### WHAT TO PRODUCE
Show all lines of the listing that hold the word "year".

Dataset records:
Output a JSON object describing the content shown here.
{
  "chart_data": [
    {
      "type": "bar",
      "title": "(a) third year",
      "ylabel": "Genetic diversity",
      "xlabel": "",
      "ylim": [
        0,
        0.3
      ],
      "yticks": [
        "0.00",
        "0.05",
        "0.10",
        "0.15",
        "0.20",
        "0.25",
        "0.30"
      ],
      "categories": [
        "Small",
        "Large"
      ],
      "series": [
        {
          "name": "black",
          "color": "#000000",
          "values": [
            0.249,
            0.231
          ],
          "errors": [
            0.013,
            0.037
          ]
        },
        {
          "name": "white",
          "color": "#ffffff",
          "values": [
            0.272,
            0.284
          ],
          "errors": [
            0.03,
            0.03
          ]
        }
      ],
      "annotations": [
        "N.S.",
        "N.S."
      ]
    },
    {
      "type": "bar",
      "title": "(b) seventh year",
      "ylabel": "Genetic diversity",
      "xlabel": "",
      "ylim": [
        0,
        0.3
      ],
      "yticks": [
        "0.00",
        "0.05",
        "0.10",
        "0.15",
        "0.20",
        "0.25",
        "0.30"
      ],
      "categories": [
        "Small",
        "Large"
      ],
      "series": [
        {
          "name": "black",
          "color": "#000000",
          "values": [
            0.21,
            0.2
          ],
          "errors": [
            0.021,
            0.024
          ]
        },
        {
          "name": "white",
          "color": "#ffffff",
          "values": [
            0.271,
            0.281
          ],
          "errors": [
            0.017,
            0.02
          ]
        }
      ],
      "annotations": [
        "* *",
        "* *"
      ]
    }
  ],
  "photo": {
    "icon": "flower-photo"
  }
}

### SOLUTION TO THIS EXERCISE
      "title": "(a) third year",
      "title": "(b) seventh year",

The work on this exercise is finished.